* **Task description**: Look at each line of the records and count those with "triangle" in them. Please answer with the count alone.

↓

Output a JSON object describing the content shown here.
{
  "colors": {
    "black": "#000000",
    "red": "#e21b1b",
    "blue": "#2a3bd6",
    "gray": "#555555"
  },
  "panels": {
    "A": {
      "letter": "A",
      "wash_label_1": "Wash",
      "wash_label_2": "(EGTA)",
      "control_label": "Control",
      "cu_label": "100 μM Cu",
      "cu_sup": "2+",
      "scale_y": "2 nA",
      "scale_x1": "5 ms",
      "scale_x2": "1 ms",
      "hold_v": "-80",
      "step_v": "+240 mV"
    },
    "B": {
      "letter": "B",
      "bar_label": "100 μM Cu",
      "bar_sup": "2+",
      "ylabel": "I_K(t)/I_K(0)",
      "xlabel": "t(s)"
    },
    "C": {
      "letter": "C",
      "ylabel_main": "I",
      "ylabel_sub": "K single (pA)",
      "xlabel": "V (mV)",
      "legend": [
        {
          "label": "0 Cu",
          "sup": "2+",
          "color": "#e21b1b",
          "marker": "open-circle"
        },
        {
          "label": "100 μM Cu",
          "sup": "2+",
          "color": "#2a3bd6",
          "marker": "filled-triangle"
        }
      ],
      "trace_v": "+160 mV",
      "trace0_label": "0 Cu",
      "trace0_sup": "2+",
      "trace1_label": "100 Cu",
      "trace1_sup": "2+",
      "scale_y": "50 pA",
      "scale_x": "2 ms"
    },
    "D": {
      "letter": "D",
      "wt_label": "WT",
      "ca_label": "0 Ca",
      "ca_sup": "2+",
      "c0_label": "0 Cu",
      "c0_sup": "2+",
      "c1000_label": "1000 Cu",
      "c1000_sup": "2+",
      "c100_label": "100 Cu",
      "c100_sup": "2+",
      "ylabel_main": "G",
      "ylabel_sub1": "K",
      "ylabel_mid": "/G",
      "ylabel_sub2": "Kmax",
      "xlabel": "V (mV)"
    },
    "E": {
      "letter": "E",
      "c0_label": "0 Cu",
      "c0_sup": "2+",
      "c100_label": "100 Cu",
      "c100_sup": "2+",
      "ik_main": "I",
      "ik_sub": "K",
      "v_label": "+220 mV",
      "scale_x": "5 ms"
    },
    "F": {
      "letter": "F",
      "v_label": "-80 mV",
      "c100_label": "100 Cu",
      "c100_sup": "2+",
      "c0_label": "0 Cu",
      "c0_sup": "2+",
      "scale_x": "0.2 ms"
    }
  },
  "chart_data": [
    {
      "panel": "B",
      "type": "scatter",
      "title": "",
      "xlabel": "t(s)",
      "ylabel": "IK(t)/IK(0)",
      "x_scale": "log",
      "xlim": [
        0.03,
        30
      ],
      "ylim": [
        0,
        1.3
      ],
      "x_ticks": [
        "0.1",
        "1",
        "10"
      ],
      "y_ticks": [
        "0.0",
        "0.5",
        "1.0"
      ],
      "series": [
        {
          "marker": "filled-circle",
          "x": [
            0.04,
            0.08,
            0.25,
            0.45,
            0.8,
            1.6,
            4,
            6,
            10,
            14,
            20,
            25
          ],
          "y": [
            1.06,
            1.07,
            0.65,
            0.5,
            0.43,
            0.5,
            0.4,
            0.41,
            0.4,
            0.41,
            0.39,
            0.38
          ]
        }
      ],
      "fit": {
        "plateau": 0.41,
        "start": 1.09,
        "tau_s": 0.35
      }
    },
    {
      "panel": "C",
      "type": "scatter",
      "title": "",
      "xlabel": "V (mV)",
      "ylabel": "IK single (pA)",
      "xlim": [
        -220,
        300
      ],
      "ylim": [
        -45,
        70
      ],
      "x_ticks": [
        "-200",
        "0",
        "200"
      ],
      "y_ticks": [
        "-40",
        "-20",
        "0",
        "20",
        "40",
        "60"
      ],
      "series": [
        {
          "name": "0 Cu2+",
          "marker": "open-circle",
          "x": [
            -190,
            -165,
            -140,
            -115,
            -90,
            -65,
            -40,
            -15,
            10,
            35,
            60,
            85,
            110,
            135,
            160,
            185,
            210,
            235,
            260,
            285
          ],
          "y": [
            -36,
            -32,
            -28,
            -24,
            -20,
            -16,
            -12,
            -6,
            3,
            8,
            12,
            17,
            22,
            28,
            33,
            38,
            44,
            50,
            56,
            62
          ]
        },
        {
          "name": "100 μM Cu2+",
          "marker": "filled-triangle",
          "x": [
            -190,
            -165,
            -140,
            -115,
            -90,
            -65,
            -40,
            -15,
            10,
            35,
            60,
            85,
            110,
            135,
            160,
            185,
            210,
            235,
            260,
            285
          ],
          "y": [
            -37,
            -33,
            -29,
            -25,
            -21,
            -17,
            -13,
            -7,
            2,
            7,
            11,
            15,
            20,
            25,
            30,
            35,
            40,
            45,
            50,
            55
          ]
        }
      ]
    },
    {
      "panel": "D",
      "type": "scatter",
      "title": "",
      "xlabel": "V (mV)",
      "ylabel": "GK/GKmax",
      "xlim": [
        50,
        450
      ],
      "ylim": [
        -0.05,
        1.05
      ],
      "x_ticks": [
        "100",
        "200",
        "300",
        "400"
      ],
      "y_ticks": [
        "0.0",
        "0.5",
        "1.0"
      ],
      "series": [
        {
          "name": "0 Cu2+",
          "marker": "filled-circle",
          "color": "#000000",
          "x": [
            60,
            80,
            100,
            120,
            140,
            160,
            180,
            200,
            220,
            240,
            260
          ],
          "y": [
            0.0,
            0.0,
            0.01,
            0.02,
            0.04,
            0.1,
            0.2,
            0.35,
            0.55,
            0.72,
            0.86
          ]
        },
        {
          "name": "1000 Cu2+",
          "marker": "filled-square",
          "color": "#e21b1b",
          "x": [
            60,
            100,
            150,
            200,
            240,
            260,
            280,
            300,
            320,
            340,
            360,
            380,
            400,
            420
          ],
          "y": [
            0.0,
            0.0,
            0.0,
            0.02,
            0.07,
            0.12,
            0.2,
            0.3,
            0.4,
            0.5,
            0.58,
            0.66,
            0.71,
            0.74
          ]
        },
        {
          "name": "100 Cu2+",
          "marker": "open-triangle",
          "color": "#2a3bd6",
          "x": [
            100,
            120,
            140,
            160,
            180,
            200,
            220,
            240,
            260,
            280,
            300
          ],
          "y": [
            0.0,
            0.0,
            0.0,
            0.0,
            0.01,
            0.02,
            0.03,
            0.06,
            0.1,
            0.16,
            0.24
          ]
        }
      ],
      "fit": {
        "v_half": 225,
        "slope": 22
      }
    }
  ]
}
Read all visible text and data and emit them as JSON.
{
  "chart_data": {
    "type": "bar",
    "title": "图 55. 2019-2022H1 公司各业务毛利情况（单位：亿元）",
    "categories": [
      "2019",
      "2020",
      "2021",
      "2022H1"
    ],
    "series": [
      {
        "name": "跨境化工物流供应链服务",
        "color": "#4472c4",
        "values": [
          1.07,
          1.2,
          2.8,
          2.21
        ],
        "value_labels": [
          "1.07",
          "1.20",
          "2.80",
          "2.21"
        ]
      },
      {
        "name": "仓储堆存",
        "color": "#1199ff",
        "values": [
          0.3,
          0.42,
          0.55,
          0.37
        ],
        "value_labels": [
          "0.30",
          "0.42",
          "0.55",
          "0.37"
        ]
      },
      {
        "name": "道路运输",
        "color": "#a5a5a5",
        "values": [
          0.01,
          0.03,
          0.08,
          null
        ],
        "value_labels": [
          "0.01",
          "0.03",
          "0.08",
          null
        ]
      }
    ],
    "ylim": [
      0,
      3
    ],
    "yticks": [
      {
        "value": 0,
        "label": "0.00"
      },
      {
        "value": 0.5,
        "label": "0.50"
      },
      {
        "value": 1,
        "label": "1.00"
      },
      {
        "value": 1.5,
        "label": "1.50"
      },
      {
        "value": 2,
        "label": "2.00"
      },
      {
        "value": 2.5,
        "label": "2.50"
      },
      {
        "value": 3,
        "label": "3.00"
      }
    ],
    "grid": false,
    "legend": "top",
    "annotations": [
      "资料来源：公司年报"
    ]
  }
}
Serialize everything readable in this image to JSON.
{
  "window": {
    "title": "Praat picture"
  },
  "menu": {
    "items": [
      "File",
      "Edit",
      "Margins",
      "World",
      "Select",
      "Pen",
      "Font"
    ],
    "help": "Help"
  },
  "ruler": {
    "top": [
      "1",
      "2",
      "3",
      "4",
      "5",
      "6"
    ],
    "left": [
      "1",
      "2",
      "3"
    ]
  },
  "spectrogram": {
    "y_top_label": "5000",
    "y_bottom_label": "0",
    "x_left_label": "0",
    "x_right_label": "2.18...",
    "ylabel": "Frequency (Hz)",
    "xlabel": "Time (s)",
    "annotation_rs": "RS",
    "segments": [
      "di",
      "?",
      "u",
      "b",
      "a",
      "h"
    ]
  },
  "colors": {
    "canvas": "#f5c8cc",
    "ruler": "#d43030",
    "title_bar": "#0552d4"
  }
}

↑

* **Answer for this exercise**: 3